§ **REQUIREMENT**
Restate the data below word for word. Skip any images it contains.

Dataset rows
_ _ _ _

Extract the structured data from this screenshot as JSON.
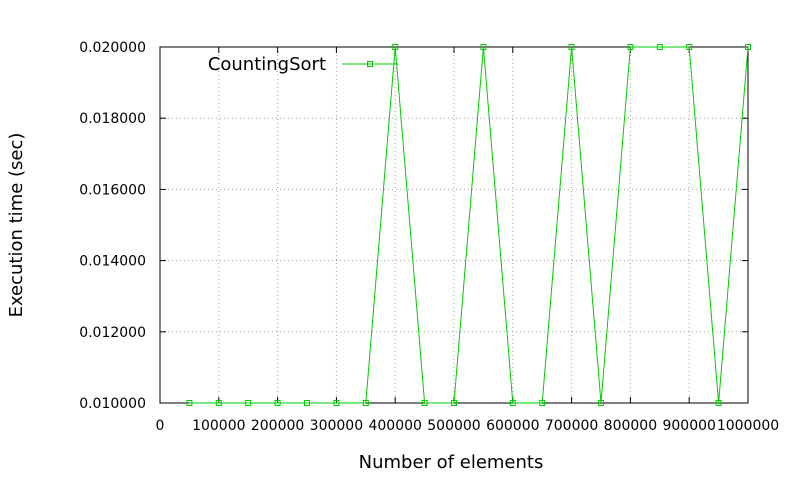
{
  "chart_data": {
    "type": "line",
    "xlabel": "Number of elements",
    "ylabel": "Execution time (sec)",
    "xlim": [
      0,
      1000000
    ],
    "ylim": [
      0.01,
      0.02
    ],
    "x_ticks": [
      0,
      100000,
      200000,
      300000,
      400000,
      500000,
      600000,
      700000,
      800000,
      900000,
      1000000
    ],
    "x_tick_labels": [
      "0",
      "100000",
      "200000",
      "300000",
      "400000",
      "500000",
      "600000",
      "700000",
      "800000",
      "900000",
      "1000000"
    ],
    "y_ticks": [
      0.01,
      0.012,
      0.014,
      0.016,
      0.018,
      0.02
    ],
    "y_tick_labels": [
      "0.010000",
      "0.012000",
      "0.014000",
      "0.016000",
      "0.018000",
      "0.020000"
    ],
    "grid": true,
    "legend_position": "top-left",
    "series": [
      {
        "name": "CountingSort",
        "color": "#00cc00",
        "marker": "square",
        "x": [
          50000,
          100000,
          150000,
          200000,
          250000,
          300000,
          350000,
          400000,
          450000,
          500000,
          550000,
          600000,
          650000,
          700000,
          750000,
          800000,
          850000,
          900000,
          950000,
          1000000
        ],
        "y": [
          0.01,
          0.01,
          0.01,
          0.01,
          0.01,
          0.01,
          0.01,
          0.02,
          0.01,
          0.01,
          0.02,
          0.01,
          0.01,
          0.02,
          0.01,
          0.02,
          0.02,
          0.02,
          0.01,
          0.02
        ]
      }
    ]
  }
}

_ _ _ _

§ **WRITTEN ANSWER**
Extract the structured data from this screenshot as JSON.
{
  "chart_data": {
    "type": "line",
    "xlabel": "Number of elements",
    "ylabel": "Execution time (sec)",
    "xlim": [
      0,
      1000000
    ],
    "ylim": [
      0.01,
      0.02
    ],
    "x_ticks": [
      0,
      100000,
      200000,
      300000,
      400000,
      500000,
      600000,
      700000,
      800000,
      900000,
      1000000
    ],
    "x_tick_labels": [
      "0",
      "100000",
      "200000",
      "300000",
      "400000",
      "500000",
      "600000",
      "700000",
      "800000",
      "900000",
      "1000000"
    ],
    "y_ticks": [
      0.01,
      0.012,
      0.014,
      0.016,
      0.018,
      0.02
    ],
    "y_tick_labels": [
      "0.010000",
      "0.012000",
      "0.014000",
      "0.016000",
      "0.018000",
      "0.020000"
    ],
    "grid": true,
    "legend_position": "top-left",
    "series": [
      {
        "name": "CountingSort",
        "color": "#00cc00",
        "marker": "square",
        "x": [
          50000,
          100000,
          150000,
          200000,
          250000,
          300000,
          350000,
          400000,
          450000,
          500000,
          550000,
          600000,
          650000,
          700000,
          750000,
          800000,
          850000,
          900000,
          950000,
          1000000
        ],
        "y": [
          0.01,
          0.01,
          0.01,
          0.01,
          0.01,
          0.01,
          0.01,
          0.02,
          0.01,
          0.01,
          0.02,
          0.01,
          0.01,
          0.02,
          0.01,
          0.02,
          0.02,
          0.02,
          0.01,
          0.02
        ]
      }
    ]
  }
}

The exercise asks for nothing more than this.